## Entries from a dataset
.....
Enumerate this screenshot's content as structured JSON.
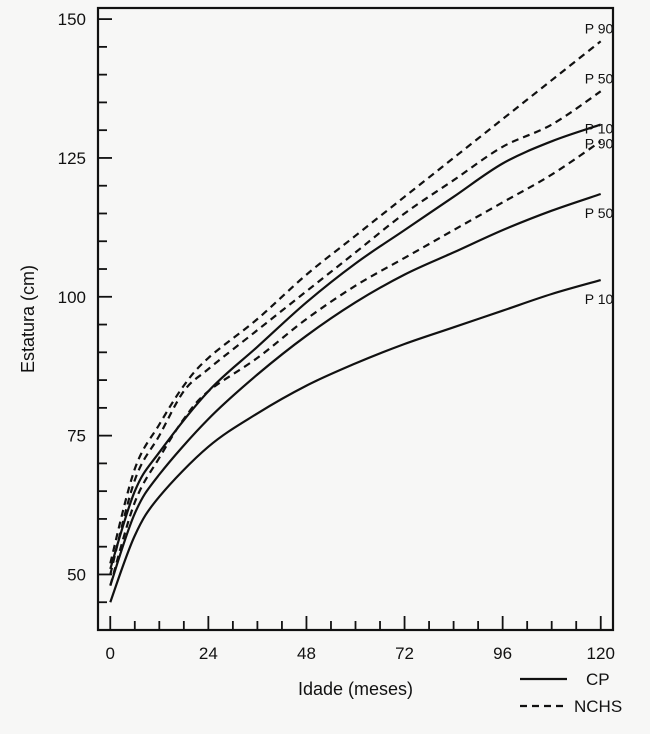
{
  "chart_data": {
    "type": "line",
    "title": "",
    "xlabel": "Idade (meses)",
    "ylabel": "Estatura (cm)",
    "xlim": [
      -3,
      123
    ],
    "ylim": [
      40,
      152
    ],
    "xticks": [
      0,
      24,
      48,
      72,
      96,
      120
    ],
    "xtick_labels": [
      "0",
      "24",
      "48",
      "72",
      "96",
      "120"
    ],
    "yticks": [
      50,
      75,
      100,
      125,
      150
    ],
    "ytick_labels": [
      "50",
      "75",
      "100",
      "125",
      "150"
    ],
    "x_minor_step": 6,
    "y_minor_step": 5,
    "grid": false,
    "legend": {
      "position": "bottom-right",
      "entries": [
        {
          "label": "CP",
          "style": "solid"
        },
        {
          "label": "NCHS",
          "style": "dashed"
        }
      ]
    },
    "series": [
      {
        "name": "CP P 90",
        "group": "CP",
        "style": "solid",
        "label": "P 90",
        "x": [
          0,
          6,
          12,
          24,
          36,
          48,
          60,
          72,
          84,
          96,
          108,
          120
        ],
        "y": [
          51,
          65,
          72,
          83,
          91,
          99,
          106,
          112,
          118,
          124,
          128,
          131
        ]
      },
      {
        "name": "CP P 50",
        "group": "CP",
        "style": "solid",
        "label": "P 50",
        "x": [
          0,
          6,
          12,
          24,
          36,
          48,
          60,
          72,
          84,
          96,
          108,
          120
        ],
        "y": [
          48,
          61,
          68,
          78,
          86,
          93,
          99,
          104,
          108,
          112,
          115.5,
          118.5
        ]
      },
      {
        "name": "CP P 10",
        "group": "CP",
        "style": "solid",
        "label": "P 10",
        "x": [
          0,
          6,
          12,
          24,
          36,
          48,
          60,
          72,
          84,
          96,
          108,
          120
        ],
        "y": [
          45,
          57,
          64,
          73,
          79,
          84,
          88,
          91.5,
          94.5,
          97.5,
          100.5,
          103
        ]
      },
      {
        "name": "NCHS P 90",
        "group": "NCHS",
        "style": "dashed",
        "label": "P 90",
        "x": [
          0,
          6,
          12,
          18,
          24,
          36,
          48,
          60,
          72,
          84,
          96,
          108,
          120
        ],
        "y": [
          52,
          69,
          77,
          84,
          89,
          96,
          104,
          111,
          118,
          125,
          132,
          139,
          146
        ]
      },
      {
        "name": "NCHS P 50",
        "group": "NCHS",
        "style": "dashed",
        "label": "P 50",
        "x": [
          0,
          6,
          12,
          18,
          24,
          36,
          48,
          60,
          72,
          84,
          96,
          108,
          120
        ],
        "y": [
          50,
          67,
          75,
          83,
          87,
          94,
          101,
          108,
          115,
          121,
          127,
          131,
          137
        ]
      },
      {
        "name": "NCHS P 10",
        "group": "NCHS",
        "style": "dashed",
        "label": "P 10",
        "x": [
          0,
          6,
          12,
          18,
          24,
          36,
          48,
          60,
          72,
          84,
          96,
          108,
          120
        ],
        "y": [
          48,
          63,
          71,
          78,
          83,
          89,
          96,
          102,
          107,
          112,
          117,
          122,
          128
        ]
      }
    ]
  }
}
.....
## PROBLEM STATEMENT
In the records above, locate every line with the string "name" and copy it.

## THE OUTPUT
        "name": "CP P 90",
        "name": "CP P 50",
        "name": "CP P 10",
        "name": "NCHS P 90",
        "name": "NCHS P 50",
        "name": "NCHS P 10",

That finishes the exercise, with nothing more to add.